• _DO THIS_: Transcribe all of the material below word for word and leave out its pictures.

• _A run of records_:
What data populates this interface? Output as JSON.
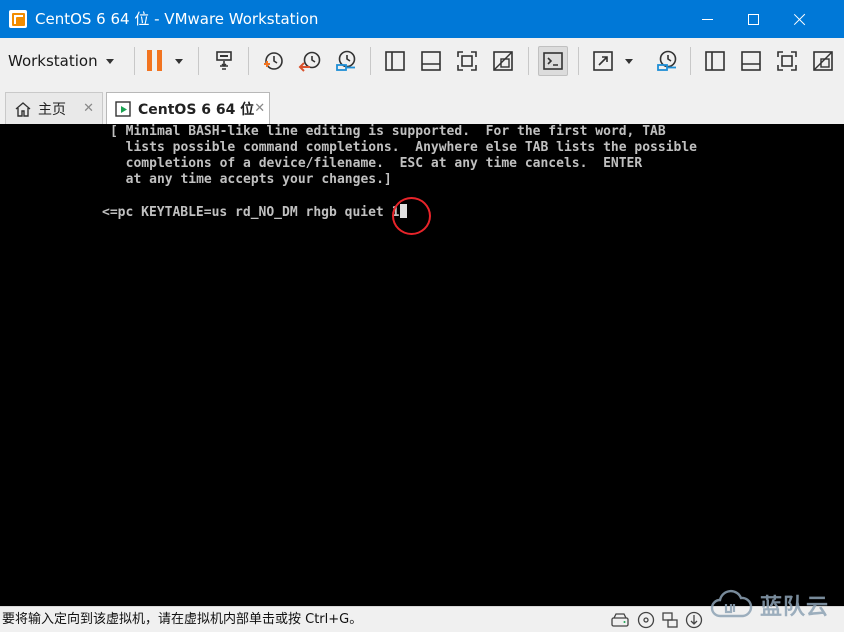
{
  "window": {
    "title": "CentOS 6 64 位 - VMware Workstation",
    "accent_color": "#0078d7"
  },
  "toolbar": {
    "menu_label": "Workstation",
    "pause_color": "#f27420",
    "icons": [
      "network-adapter-icon",
      "snapshot-take-icon",
      "snapshot-revert-icon",
      "snapshot-manager-icon",
      "show-library-icon",
      "thumbnail-bar-icon",
      "full-screen-icon",
      "unity-icon",
      "console-view-icon",
      "stretch-guest-icon",
      "snapshot-icon-2"
    ]
  },
  "tabs": [
    {
      "label": "主页",
      "icon": "home-icon"
    },
    {
      "label": "CentOS 6 64 位",
      "icon": "vm-running-icon",
      "active": true
    }
  ],
  "console": {
    "lines": [
      "[ Minimal BASH-like line editing is supported.  For the first word, TAB",
      "  lists possible command completions.  Anywhere else TAB lists the possible",
      "  completions of a device/filename.  ESC at any time cancels.  ENTER",
      "  at any time accepts your changes.]"
    ],
    "command": "<=pc KEYTABLE=us rd_NO_DM rhgb quiet 1",
    "highlight_color": "#e8242a"
  },
  "statusbar": {
    "message": "要将输入定向到该虚拟机，请在虚拟机内部单击或按 Ctrl+G。"
  },
  "watermark": {
    "text": "蓝队云"
  }
}
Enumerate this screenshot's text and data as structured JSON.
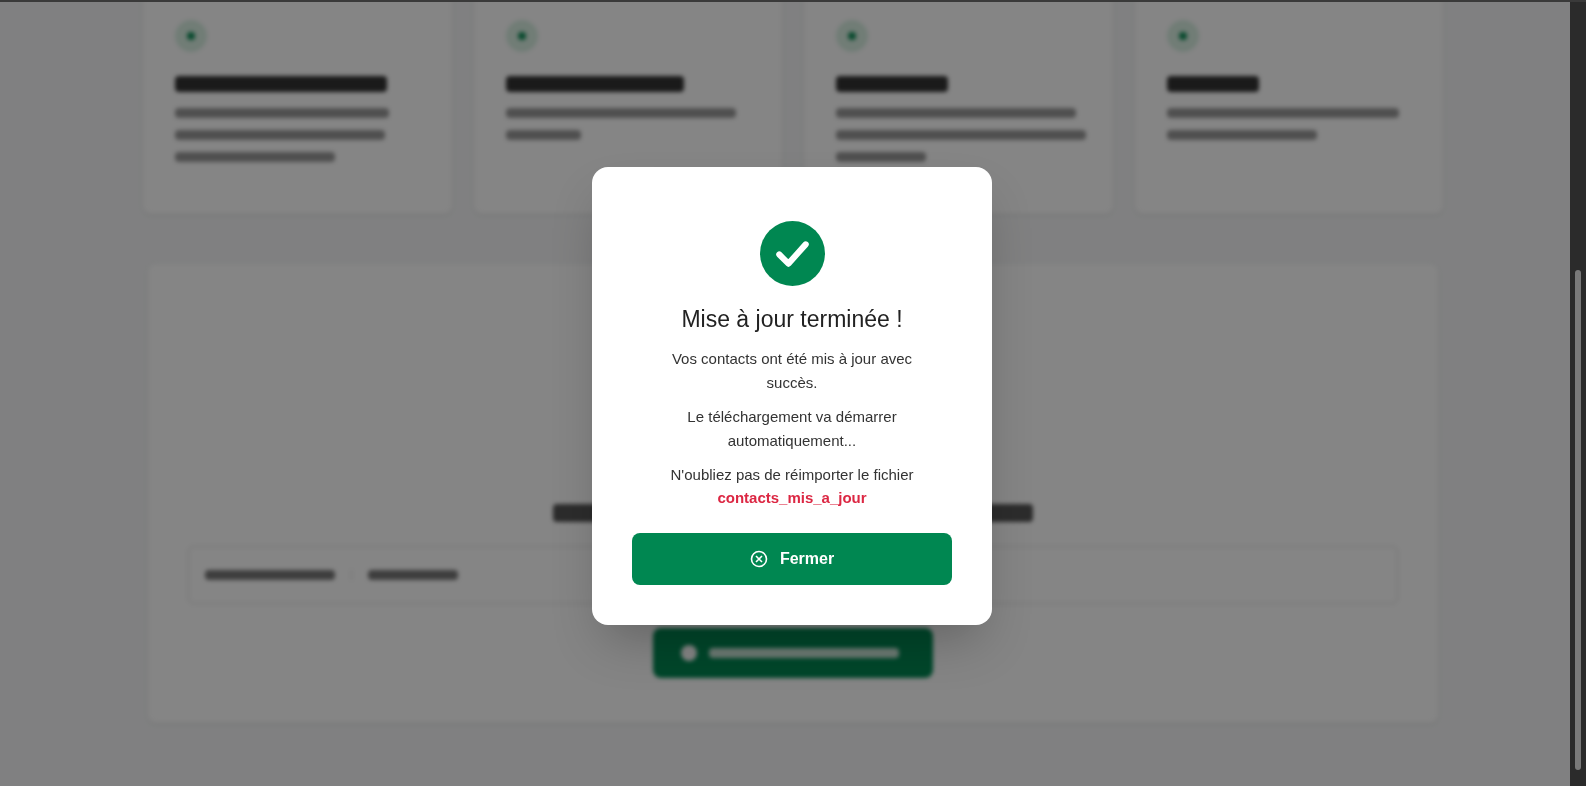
{
  "modal": {
    "title": "Mise à jour terminée !",
    "messages": [
      "Vos contacts ont été mis à jour avec succès.",
      "Le téléchargement va démarrer automatiquement..."
    ],
    "reminder": "N'oubliez pas de réimporter le fichier",
    "file_name": "contacts_mis_a_jour",
    "close_button": "Fermer"
  }
}
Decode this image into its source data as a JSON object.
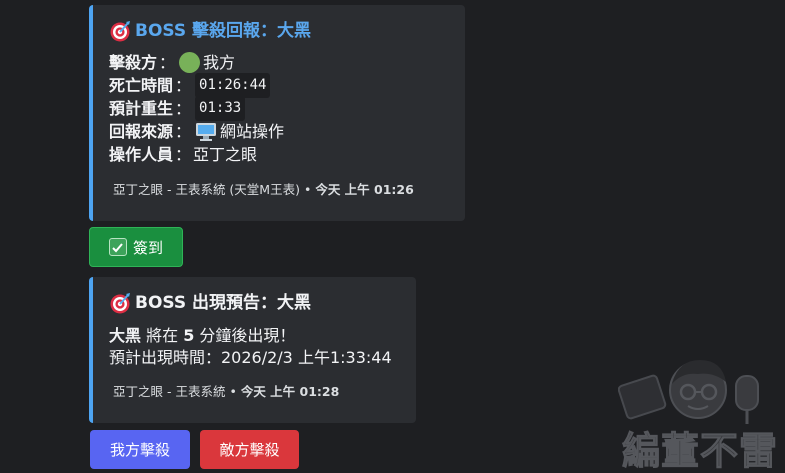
{
  "kill_report": {
    "title": "BOSS 擊殺回報：大黑",
    "rows": [
      {
        "label": "擊殺方",
        "value": "我方"
      },
      {
        "label": "死亡時間",
        "value": "01:26:44"
      },
      {
        "label": "預計重生",
        "value": "01:33"
      },
      {
        "label": "回報來源",
        "value": "網站操作"
      },
      {
        "label": "操作人員",
        "value": "亞丁之眼"
      }
    ],
    "separator": "：",
    "footer_source": "亞丁之眼 - 王表系統 (天堂M王表)",
    "footer_dot": "•",
    "footer_time": "今天 上午 01:26",
    "accent_color": "#4ea4f2"
  },
  "checkin_button": {
    "label": "簽到"
  },
  "spawn_notice": {
    "title": "BOSS 出現預告：大黑",
    "boss_name": "大黑",
    "line1_a": " 將在 ",
    "minutes": "5",
    "line1_b": " 分鐘後出現！",
    "line2": "預計出現時間：2026/2/3 上午1:33:44",
    "footer_source": "亞丁之眼 - 王表系統",
    "footer_dot": "•",
    "footer_time": "今天 上午 01:28"
  },
  "actions": {
    "ally_kill": "我方擊殺",
    "enemy_kill": "敵方擊殺"
  },
  "watermark": {
    "text": "編董不雷"
  },
  "icons": {
    "title_icon": "target-icon",
    "ally_icon": "green-circle-icon",
    "source_icon": "monitor-icon",
    "check_icon": "check-box-icon"
  }
}
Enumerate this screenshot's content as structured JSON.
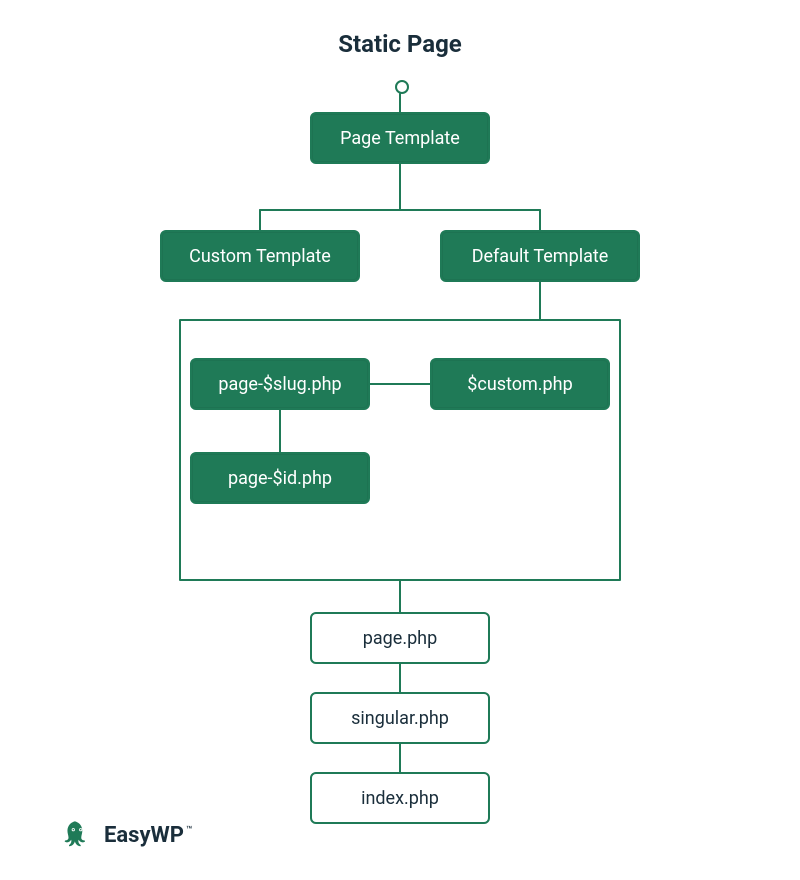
{
  "title": "Static Page",
  "nodes": {
    "page_template": {
      "label": "Page Template",
      "kind": "solid"
    },
    "custom_template": {
      "label": "Custom Template",
      "kind": "solid"
    },
    "default_template": {
      "label": "Default Template",
      "kind": "solid"
    },
    "page_slug": {
      "label": "page-$slug.php",
      "kind": "solid"
    },
    "custom_php": {
      "label": "$custom.php",
      "kind": "solid"
    },
    "page_id": {
      "label": "page-$id.php",
      "kind": "solid"
    },
    "page_php": {
      "label": "page.php",
      "kind": "outline"
    },
    "singular_php": {
      "label": "singular.php",
      "kind": "outline"
    },
    "index_php": {
      "label": "index.php",
      "kind": "outline"
    }
  },
  "brand": {
    "name": "EasyWP",
    "tm": "™"
  },
  "colors": {
    "brand_green": "#1f7a57",
    "text_dark": "#1a2e3b"
  }
}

• _THE RESPONSE_:
What data populates this interface? Output as JSON.
{
  "window": {
    "title": "CentOS 6 64 位 - VMware Workstation",
    "accent_color": "#0078d7"
  },
  "toolbar": {
    "menu_label": "Workstation",
    "pause_color": "#f27420",
    "icons": [
      "network-adapter-icon",
      "snapshot-take-icon",
      "snapshot-revert-icon",
      "snapshot-manager-icon",
      "show-library-icon",
      "thumbnail-bar-icon",
      "full-screen-icon",
      "unity-icon",
      "console-view-icon",
      "stretch-guest-icon",
      "snapshot-icon-2"
    ]
  },
  "tabs": [
    {
      "label": "主页",
      "icon": "home-icon"
    },
    {
      "label": "CentOS 6 64 位",
      "icon": "vm-running-icon",
      "active": true
    }
  ],
  "console": {
    "lines": [
      "[ Minimal BASH-like line editing is supported.  For the first word, TAB",
      "  lists possible command completions.  Anywhere else TAB lists the possible",
      "  completions of a device/filename.  ESC at any time cancels.  ENTER",
      "  at any time accepts your changes.]"
    ],
    "command": "<=pc KEYTABLE=us rd_NO_DM rhgb quiet 1",
    "highlight_color": "#e8242a"
  },
  "statusbar": {
    "message": "要将输入定向到该虚拟机，请在虚拟机内部单击或按 Ctrl+G。"
  },
  "watermark": {
    "text": "蓝队云"
  }
}
Enumerate this screenshot's text and data as structured JSON.
{
  "modal": {
    "title": "Mise à jour terminée !",
    "messages": [
      "Vos contacts ont été mis à jour avec succès.",
      "Le téléchargement va démarrer automatiquement..."
    ],
    "reminder": "N'oubliez pas de réimporter le fichier",
    "file_name": "contacts_mis_a_jour",
    "close_button": "Fermer"
  }
}
Decode this image into its source data as a JSON object.
{
  "kill_report": {
    "title": "BOSS 擊殺回報：大黑",
    "rows": [
      {
        "label": "擊殺方",
        "value": "我方"
      },
      {
        "label": "死亡時間",
        "value": "01:26:44"
      },
      {
        "label": "預計重生",
        "value": "01:33"
      },
      {
        "label": "回報來源",
        "value": "網站操作"
      },
      {
        "label": "操作人員",
        "value": "亞丁之眼"
      }
    ],
    "separator": "：",
    "footer_source": "亞丁之眼 - 王表系統 (天堂M王表)",
    "footer_dot": "•",
    "footer_time": "今天 上午 01:26",
    "accent_color": "#4ea4f2"
  },
  "checkin_button": {
    "label": "簽到"
  },
  "spawn_notice": {
    "title": "BOSS 出現預告：大黑",
    "boss_name": "大黑",
    "line1_a": " 將在 ",
    "minutes": "5",
    "line1_b": " 分鐘後出現！",
    "line2": "預計出現時間：2026/2/3 上午1:33:44",
    "footer_source": "亞丁之眼 - 王表系統",
    "footer_dot": "•",
    "footer_time": "今天 上午 01:28"
  },
  "actions": {
    "ally_kill": "我方擊殺",
    "enemy_kill": "敵方擊殺"
  },
  "watermark": {
    "text": "編董不雷"
  },
  "icons": {
    "title_icon": "target-icon",
    "ally_icon": "green-circle-icon",
    "source_icon": "monitor-icon",
    "check_icon": "check-box-icon"
  }
}
Enumerate this screenshot's content as structured JSON.
{
  "title": "Static Page",
  "nodes": {
    "page_template": {
      "label": "Page Template",
      "kind": "solid"
    },
    "custom_template": {
      "label": "Custom Template",
      "kind": "solid"
    },
    "default_template": {
      "label": "Default Template",
      "kind": "solid"
    },
    "page_slug": {
      "label": "page-$slug.php",
      "kind": "solid"
    },
    "custom_php": {
      "label": "$custom.php",
      "kind": "solid"
    },
    "page_id": {
      "label": "page-$id.php",
      "kind": "solid"
    },
    "page_php": {
      "label": "page.php",
      "kind": "outline"
    },
    "singular_php": {
      "label": "singular.php",
      "kind": "outline"
    },
    "index_php": {
      "label": "index.php",
      "kind": "outline"
    }
  },
  "brand": {
    "name": "EasyWP",
    "tm": "™"
  },
  "colors": {
    "brand_green": "#1f7a57",
    "text_dark": "#1a2e3b"
  }
}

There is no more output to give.